- _Material provided_:
>> begin
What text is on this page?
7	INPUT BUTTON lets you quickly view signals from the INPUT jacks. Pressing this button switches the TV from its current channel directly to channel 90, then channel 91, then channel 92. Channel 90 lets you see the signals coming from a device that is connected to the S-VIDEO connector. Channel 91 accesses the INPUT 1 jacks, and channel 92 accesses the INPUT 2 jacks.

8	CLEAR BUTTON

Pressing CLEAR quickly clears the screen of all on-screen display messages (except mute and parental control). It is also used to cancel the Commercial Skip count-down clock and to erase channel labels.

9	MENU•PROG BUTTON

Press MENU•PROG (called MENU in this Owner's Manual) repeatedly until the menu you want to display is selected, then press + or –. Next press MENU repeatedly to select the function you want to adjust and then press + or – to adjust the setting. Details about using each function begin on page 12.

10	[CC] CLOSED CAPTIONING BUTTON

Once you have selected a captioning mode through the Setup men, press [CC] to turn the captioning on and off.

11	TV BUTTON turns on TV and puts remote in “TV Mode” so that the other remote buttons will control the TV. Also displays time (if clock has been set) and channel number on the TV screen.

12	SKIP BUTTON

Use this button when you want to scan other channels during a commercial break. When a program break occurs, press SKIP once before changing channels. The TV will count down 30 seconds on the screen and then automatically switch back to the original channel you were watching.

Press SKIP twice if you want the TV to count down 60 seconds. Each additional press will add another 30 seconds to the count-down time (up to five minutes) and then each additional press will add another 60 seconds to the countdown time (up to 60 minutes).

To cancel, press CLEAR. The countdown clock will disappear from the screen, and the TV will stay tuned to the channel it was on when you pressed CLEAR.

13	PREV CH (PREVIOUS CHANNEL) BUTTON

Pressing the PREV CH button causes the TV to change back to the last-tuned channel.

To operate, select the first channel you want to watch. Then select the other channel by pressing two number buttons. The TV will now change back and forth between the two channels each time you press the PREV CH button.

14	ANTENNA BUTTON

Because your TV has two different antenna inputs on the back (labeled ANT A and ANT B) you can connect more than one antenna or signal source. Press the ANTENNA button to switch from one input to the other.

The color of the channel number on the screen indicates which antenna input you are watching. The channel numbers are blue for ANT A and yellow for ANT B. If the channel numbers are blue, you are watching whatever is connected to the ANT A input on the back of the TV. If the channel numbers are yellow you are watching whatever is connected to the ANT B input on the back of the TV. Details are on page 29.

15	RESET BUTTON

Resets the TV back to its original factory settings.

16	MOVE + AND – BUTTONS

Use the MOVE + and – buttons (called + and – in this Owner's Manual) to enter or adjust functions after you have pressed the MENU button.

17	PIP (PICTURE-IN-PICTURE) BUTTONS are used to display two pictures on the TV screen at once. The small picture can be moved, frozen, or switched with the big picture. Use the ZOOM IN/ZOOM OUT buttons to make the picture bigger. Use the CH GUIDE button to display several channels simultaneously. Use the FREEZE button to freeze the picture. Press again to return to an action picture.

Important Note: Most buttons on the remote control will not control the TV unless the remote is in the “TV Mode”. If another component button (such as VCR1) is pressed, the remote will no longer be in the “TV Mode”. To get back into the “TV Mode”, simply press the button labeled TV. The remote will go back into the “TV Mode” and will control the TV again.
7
>> end
- _Work to be completed_:
Make an exact copy of the records.

- _Finished task_:
What text is on this page?
7	INPUT BUTTON lets you quickly view signals from the INPUT jacks. Pressing this button switches the TV from its current channel directly to channel 90, then channel 91, then channel 92. Channel 90 lets you see the signals coming from a device that is connected to the S-VIDEO connector. Channel 91 accesses the INPUT 1 jacks, and channel 92 accesses the INPUT 2 jacks.

8	CLEAR BUTTON

Pressing CLEAR quickly clears the screen of all on-screen display messages (except mute and parental control). It is also used to cancel the Commercial Skip count-down clock and to erase channel labels.

9	MENU•PROG BUTTON

Press MENU•PROG (called MENU in this Owner's Manual) repeatedly until the menu you want to display is selected, then press + or –. Next press MENU repeatedly to select the function you want to adjust and then press + or – to adjust the setting. Details about using each function begin on page 12.

10	[CC] CLOSED CAPTIONING BUTTON

Once you have selected a captioning mode through the Setup men, press [CC] to turn the captioning on and off.

11	TV BUTTON turns on TV and puts remote in “TV Mode” so that the other remote buttons will control the TV. Also displays time (if clock has been set) and channel number on the TV screen.

12	SKIP BUTTON

Use this button when you want to scan other channels during a commercial break. When a program break occurs, press SKIP once before changing channels. The TV will count down 30 seconds on the screen and then automatically switch back to the original channel you were watching.

Press SKIP twice if you want the TV to count down 60 seconds. Each additional press will add another 30 seconds to the count-down time (up to five minutes) and then each additional press will add another 60 seconds to the countdown time (up to 60 minutes).

To cancel, press CLEAR. The countdown clock will disappear from the screen, and the TV will stay tuned to the channel it was on when you pressed CLEAR.

13	PREV CH (PREVIOUS CHANNEL) BUTTON

Pressing the PREV CH button causes the TV to change back to the last-tuned channel.

To operate, select the first channel you want to watch. Then select the other channel by pressing two number buttons. The TV will now change back and forth between the two channels each time you press the PREV CH button.

14	ANTENNA BUTTON

Because your TV has two different antenna inputs on the back (labeled ANT A and ANT B) you can connect more than one antenna or signal source. Press the ANTENNA button to switch from one input to the other.

The color of the channel number on the screen indicates which antenna input you are watching. The channel numbers are blue for ANT A and yellow for ANT B. If the channel numbers are blue, you are watching whatever is connected to the ANT A input on the back of the TV. If the channel numbers are yellow you are watching whatever is connected to the ANT B input on the back of the TV. Details are on page 29.

15	RESET BUTTON

Resets the TV back to its original factory settings.

16	MOVE + AND – BUTTONS

Use the MOVE + and – buttons (called + and – in this Owner's Manual) to enter or adjust functions after you have pressed the MENU button.

17	PIP (PICTURE-IN-PICTURE) BUTTONS are used to display two pictures on the TV screen at once. The small picture can be moved, frozen, or switched with the big picture. Use the ZOOM IN/ZOOM OUT buttons to make the picture bigger. Use the CH GUIDE button to display several channels simultaneously. Use the FREEZE button to freeze the picture. Press again to return to an action picture.

Important Note: Most buttons on the remote control will not control the TV unless the remote is in the “TV Mode”. If another component button (such as VCR1) is pressed, the remote will no longer be in the “TV Mode”. To get back into the “TV Mode”, simply press the button labeled TV. The remote will go back into the “TV Mode” and will control the TV again.
7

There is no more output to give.